• TO DO: Set down each line of the data below exactly as it stands, dropping the pictures.

• DATASET CONTENT:
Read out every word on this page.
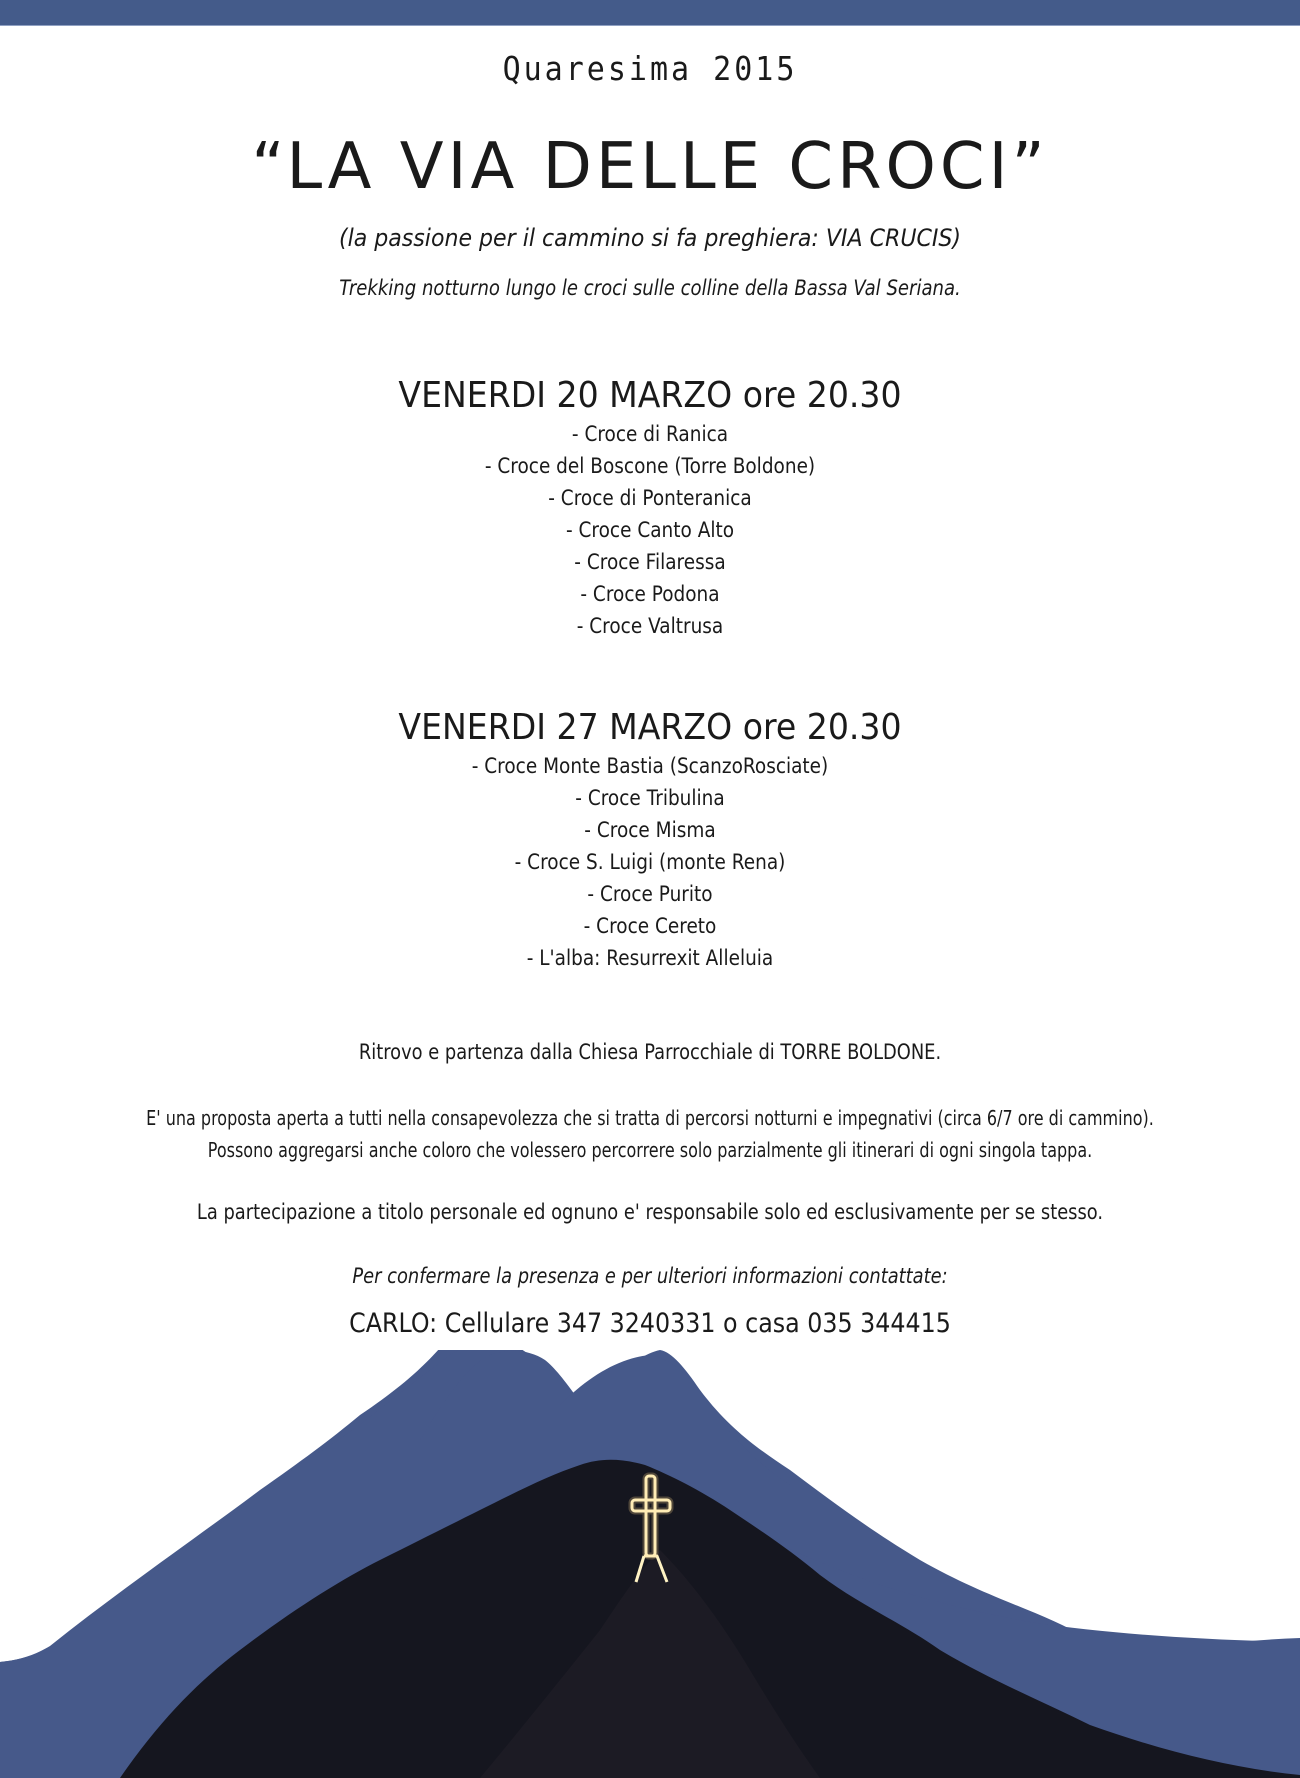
Quaresima 2015
“LA VIA DELLE CROCI”
(la passione per il cammino si fa preghiera: VIA CRUCIS)
Trekking notturno lungo le croci sulle colline della Bassa Val Seriana.
VENERDI 20 MARZO ore 20.30
- Croce di Ranica
- Croce del Boscone (Torre Boldone)
- Croce di Ponteranica
- Croce Canto Alto
- Croce Filaressa
- Croce Podona
- Croce Valtrusa
VENERDI 27 MARZO ore 20.30
- Croce Monte Bastia (ScanzoRosciate)
- Croce Tribulina
- Croce Misma
- Croce S. Luigi (monte Rena)
- Croce Purito
- Croce Cereto
- L'alba: Resurrexit Alleluia
Ritrovo e partenza dalla Chiesa Parrocchiale di TORRE BOLDONE.
E' una proposta aperta a tutti nella consapevolezza che si tratta di percorsi notturni e impegnativi (circa 6/7 ore di cammino).
Possono aggregarsi anche coloro che volessero percorrere solo parzialmente gli itinerari di ogni singola tappa.
La partecipazione a titolo personale ed ognuno e' responsabile solo ed esclusivamente per se stesso.
Per confermare la presenza e per ulteriori informazioni contattate:
CARLO: Cellulare 347 3240331 o casa 035 344415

• OUTPUT OF THE TASK:
Read out every word on this page.
Quaresima 2015
“LA VIA DELLE CROCI”
(la passione per il cammino si fa preghiera: VIA CRUCIS)
Trekking notturno lungo le croci sulle colline della Bassa Val Seriana.
VENERDI 20 MARZO ore 20.30
- Croce di Ranica
- Croce del Boscone (Torre Boldone)
- Croce di Ponteranica
- Croce Canto Alto
- Croce Filaressa
- Croce Podona
- Croce Valtrusa
VENERDI 27 MARZO ore 20.30
- Croce Monte Bastia (ScanzoRosciate)
- Croce Tribulina
- Croce Misma
- Croce S. Luigi (monte Rena)
- Croce Purito
- Croce Cereto
- L'alba: Resurrexit Alleluia
Ritrovo e partenza dalla Chiesa Parrocchiale di TORRE BOLDONE.
E' una proposta aperta a tutti nella consapevolezza che si tratta di percorsi notturni e impegnativi (circa 6/7 ore di cammino).
Possono aggregarsi anche coloro che volessero percorrere solo parzialmente gli itinerari di ogni singola tappa.
La partecipazione a titolo personale ed ognuno e' responsabile solo ed esclusivamente per se stesso.
Per confermare la presenza e per ulteriori informazioni contattate:
CARLO: Cellulare 347 3240331 o casa 035 344415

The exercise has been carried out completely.